Mysql – Trying to find a way fit an extremely large index in to memory

indexmemoryMySQLpartitioning

Description:

I am having trouble with the on-growing data size in my MySQL database.

I am using Ejabberd and MAM function which will make use of an archive table to store messages sent between users and the table keeps growing. It now takes over 10 seconds to query something like

SELECT COUNT(*) FROM archive
    WHERE username = '<some_id>'
      and bare_peer = '<some_string>'
      and timestamp >= '<some_timestamp_in_microseconds'

or

SELECT timestamp, XML, peer, kind, nick FROM archive
    WHERE username = '<some_id>'
      and bare_peer = '<some_string>'
      and timestamp >= '<some_timestamp_in_microseconds>'
      and timestamp <= '<some_timestamp_in_microseconds>'

These are very common SQL that would execute thousands of times each day, and since the SQL are executed from within Ejabberd, I cannot change the syntax.

Current Situation:

  • Instance Specification: 8 core CPU, 64 GB RAM
    innodb_buffer_pool_size: 49392123904 bytes (roughly around 49GB)
  • With references to this post, I got the result of 1005383M (roughly 1TB) estimated requirement of memory size.
  • The archive table size: 700GB of data, and ~200GB of index, around 0.9b of rows (yes, a lot of rows)
  • Here is the table creation SQL:
CREATE TABLE `archive` (
  `username` varchar(191) COLLATE utf8mb4_unicode_ci NOT NULL,
  `timestamp` bigint(20) unsigned NOT NULL,
  `peer` varchar(191) COLLATE utf8mb4_unicode_ci NOT NULL,
  `bare_peer` varchar(191) COLLATE utf8mb4_unicode_ci NOT NULL,
  `xml` text COLLATE utf8mb4_unicode_ci NOT NULL,
  `txt` text COLLATE utf8mb4_unicode_ci,
  `id` bigint(20) unsigned NOT NULL AUTO_INCREMENT,
  `kind` varchar(10) COLLATE utf8mb4_unicode_ci DEFAULT NULL,
  `nick` varchar(191) COLLATE utf8mb4_unicode_ci DEFAULT NULL,
  `created_at` timestamp NOT NULL DEFAULT CURRENT_TIMESTAMP,
  UNIQUE KEY `id` (`id`),
  KEY `i_username` (`username`) USING BTREE,
  KEY `i_timestamp` (`timestamp`) USING BTREE,
  KEY `i_peer` (`peer`) USING BTREE,
  KEY `i_bare_peer` (`bare_peer`) USING BTREE,
  FULLTEXT KEY `i_text` (`txt`)

___

→ TASK REQUIREMENTS:
A) Answer these questions using the MySQL archive post:
(i) What value, in bytes, is given for innodb_buffer_pool_size?
(ii) Which application and function use the archive table to store messages?
(iii) Approximately how much index does the archive table have?
B) Carry the MySQL archive post forward from the point where it stops.
The listing that comes next is drawn from a separate source.

Element and region listing:
___

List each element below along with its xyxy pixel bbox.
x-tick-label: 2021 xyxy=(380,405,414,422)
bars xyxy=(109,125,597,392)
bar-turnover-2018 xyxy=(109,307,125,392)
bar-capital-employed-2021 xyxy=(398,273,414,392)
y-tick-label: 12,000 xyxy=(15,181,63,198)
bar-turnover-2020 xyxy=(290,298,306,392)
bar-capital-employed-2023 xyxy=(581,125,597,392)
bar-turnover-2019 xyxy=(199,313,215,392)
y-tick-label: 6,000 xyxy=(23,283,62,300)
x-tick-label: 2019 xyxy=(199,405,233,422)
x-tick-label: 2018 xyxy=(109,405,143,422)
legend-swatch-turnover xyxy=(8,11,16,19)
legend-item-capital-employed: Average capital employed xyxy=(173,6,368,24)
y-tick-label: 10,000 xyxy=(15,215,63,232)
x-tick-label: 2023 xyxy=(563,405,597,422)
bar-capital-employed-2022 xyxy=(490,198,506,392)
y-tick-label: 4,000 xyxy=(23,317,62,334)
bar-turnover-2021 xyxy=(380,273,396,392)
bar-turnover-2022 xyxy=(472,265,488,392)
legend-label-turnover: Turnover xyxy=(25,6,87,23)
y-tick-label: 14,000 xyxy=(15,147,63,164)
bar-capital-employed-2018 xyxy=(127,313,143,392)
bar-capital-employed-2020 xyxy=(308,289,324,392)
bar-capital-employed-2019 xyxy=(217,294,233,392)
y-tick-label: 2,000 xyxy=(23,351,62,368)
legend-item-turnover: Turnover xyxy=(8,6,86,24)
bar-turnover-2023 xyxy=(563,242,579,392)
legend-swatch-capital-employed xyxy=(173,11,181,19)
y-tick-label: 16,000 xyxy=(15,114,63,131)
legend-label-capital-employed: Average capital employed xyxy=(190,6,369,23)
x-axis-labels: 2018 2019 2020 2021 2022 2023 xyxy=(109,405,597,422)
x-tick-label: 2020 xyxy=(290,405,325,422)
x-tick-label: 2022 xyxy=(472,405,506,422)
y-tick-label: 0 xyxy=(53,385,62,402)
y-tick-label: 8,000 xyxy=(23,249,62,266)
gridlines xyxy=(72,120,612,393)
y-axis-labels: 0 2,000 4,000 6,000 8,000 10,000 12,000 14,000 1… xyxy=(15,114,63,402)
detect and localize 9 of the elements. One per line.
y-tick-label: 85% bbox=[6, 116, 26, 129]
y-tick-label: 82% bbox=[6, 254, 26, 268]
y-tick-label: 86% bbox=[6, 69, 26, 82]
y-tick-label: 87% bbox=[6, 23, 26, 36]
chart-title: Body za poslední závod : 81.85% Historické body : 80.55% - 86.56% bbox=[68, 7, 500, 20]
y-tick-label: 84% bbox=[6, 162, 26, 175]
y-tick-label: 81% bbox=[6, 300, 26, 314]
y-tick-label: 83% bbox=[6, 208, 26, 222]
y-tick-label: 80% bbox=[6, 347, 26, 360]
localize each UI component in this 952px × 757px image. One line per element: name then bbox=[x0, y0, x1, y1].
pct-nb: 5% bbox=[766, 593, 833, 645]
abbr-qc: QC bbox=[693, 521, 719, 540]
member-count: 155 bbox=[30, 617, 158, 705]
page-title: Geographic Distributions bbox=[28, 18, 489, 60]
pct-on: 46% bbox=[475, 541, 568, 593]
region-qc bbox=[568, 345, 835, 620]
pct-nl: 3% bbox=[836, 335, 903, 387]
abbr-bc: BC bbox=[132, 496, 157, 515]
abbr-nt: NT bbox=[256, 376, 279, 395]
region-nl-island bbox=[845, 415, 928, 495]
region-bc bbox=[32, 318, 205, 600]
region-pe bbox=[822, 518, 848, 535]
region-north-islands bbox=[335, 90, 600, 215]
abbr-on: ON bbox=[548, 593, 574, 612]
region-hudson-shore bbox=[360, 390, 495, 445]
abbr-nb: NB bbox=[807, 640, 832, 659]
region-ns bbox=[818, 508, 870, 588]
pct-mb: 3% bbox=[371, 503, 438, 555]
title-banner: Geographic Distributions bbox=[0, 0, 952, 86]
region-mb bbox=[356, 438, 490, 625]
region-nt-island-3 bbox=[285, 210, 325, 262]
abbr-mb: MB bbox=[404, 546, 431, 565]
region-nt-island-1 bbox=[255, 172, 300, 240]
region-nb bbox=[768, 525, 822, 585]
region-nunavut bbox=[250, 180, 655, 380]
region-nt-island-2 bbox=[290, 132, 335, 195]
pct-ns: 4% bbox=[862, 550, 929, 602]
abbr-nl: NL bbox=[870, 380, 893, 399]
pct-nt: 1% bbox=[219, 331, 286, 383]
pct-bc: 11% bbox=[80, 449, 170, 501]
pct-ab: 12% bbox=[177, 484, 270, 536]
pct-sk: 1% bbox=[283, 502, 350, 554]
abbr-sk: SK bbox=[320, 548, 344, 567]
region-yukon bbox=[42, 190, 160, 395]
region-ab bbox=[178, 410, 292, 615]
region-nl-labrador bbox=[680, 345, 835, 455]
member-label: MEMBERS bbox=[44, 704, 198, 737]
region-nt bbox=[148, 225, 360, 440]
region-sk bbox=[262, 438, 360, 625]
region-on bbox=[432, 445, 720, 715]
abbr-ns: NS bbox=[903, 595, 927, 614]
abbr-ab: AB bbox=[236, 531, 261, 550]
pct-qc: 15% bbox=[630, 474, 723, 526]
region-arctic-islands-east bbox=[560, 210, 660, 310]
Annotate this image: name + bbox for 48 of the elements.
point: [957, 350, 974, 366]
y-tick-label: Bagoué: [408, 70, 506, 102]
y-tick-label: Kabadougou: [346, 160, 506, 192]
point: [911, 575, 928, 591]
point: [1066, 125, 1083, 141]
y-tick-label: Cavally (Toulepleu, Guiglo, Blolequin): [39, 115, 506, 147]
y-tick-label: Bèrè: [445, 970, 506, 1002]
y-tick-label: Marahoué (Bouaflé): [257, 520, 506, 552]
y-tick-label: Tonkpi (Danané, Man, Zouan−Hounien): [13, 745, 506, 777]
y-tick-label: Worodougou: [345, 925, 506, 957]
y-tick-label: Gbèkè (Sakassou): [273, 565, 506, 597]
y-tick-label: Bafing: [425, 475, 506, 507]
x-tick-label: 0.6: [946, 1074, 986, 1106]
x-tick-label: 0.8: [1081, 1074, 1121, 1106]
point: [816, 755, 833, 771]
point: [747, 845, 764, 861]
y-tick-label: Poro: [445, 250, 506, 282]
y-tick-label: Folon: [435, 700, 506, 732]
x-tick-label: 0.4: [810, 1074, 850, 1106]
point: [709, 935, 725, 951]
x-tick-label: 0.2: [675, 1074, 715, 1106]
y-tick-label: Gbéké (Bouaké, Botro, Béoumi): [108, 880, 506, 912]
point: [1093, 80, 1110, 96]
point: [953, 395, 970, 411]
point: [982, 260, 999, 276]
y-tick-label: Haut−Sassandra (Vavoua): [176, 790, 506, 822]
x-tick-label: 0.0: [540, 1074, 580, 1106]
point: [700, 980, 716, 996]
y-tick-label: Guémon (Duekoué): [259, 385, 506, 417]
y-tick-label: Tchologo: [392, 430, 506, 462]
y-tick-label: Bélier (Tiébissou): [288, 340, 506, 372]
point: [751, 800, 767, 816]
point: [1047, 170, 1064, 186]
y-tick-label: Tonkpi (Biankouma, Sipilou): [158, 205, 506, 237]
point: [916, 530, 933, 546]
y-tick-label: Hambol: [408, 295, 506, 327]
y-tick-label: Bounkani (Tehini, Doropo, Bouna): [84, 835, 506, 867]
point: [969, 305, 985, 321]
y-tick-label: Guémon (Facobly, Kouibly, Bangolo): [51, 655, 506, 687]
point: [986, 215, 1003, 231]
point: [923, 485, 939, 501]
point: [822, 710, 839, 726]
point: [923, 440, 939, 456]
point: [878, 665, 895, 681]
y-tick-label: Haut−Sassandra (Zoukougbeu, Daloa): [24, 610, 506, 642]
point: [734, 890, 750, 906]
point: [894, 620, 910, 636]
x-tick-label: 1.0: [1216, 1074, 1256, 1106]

___

→ ANSWERS TO THE EXERCISE:
A)
(i) 49392123904 bytes, roughly 49GB.
(ii) Ejabberd and its MAM function.
(iii) About 200GB.

B)
) ENGINE=InnoDB DEFAULT CHARSET=utf8mb4 COLLATE=utf8mb4_unicode_ci;

Discussion:

With the below information, one thing I could think of is to:

  • Partition the archive table with Primary Key (RANGE / Per 5m of rows), but from my understanding, since MySQL doesn't support fulltext index in Partitions, I would be required to drop the fulltext index in the txt column, which I think is ok.

  • Unfortunately, since MySQL could only partition on Primary Keys, and I cannot change the SQL. I therefore cannot utilize the partition directly on the SQL. What I could do is to drop the entire partition regularly and keep the remaining index size to fit into memory as much as possible.

I am posting to seek for a second opinion on whether:

  1. Is this the best way I could do with the above limitations?
  2. If so, How can I partition such a big table without downtime, by using possibility pt-online-schema-change ?

Thank you all for your time.

Best Answer

Fitting the index into RAM is not a useful goal. Decreasing the number of blocks of the index to use is a useful goal.

"Using intersection" is not as fast as the following composite index. Both of your queries would benefit from

INDEX(username, bare_peer, timestamp)

When adding it, you can drop i_username since it is a prefix of this.

PARTITIONing, even if possible, is unlikely to improve performance.

Also, normalizing out the 4 names (in the same table?) would shrink this table significantly, thereby helping performance a little.

What version of MySQL? If it a new one, adding the above index should be relatively non-invasive.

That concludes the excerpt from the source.